# Start of RECORDS FOR THE TASK

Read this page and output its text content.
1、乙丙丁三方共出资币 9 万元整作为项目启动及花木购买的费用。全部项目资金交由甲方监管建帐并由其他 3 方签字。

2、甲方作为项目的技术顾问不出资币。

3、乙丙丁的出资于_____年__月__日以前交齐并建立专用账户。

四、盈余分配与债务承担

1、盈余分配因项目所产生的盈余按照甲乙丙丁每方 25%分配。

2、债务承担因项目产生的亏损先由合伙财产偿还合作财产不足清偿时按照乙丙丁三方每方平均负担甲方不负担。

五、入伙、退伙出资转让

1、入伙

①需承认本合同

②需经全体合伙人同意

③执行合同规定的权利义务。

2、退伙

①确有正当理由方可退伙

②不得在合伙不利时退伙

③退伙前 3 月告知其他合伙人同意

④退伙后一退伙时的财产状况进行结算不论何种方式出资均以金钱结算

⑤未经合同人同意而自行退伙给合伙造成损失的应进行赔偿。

# End of RECORDS FOR THE TASK

All of the entries above should be written out again exactly.

• [REPLY TO THE EXERCISE]
Read this page and output its text content.
1、乙丙丁三方共出资币 9 万元整作为项目启动及花木购买的费用。全部项目资金交由甲方监管建帐并由其他 3 方签字。

2、甲方作为项目的技术顾问不出资币。

3、乙丙丁的出资于_____年__月__日以前交齐并建立专用账户。

四、盈余分配与债务承担

1、盈余分配因项目所产生的盈余按照甲乙丙丁每方 25%分配。

2、债务承担因项目产生的亏损先由合伙财产偿还合作财产不足清偿时按照乙丙丁三方每方平均负担甲方不负担。

五、入伙、退伙出资转让

1、入伙

①需承认本合同

②需经全体合伙人同意

③执行合同规定的权利义务。

2、退伙

①确有正当理由方可退伙

②不得在合伙不利时退伙

③退伙前 3 月告知其他合伙人同意

④退伙后一退伙时的财产状况进行结算不论何种方式出资均以金钱结算

⑤未经合同人同意而自行退伙给合伙造成损失的应进行赔偿。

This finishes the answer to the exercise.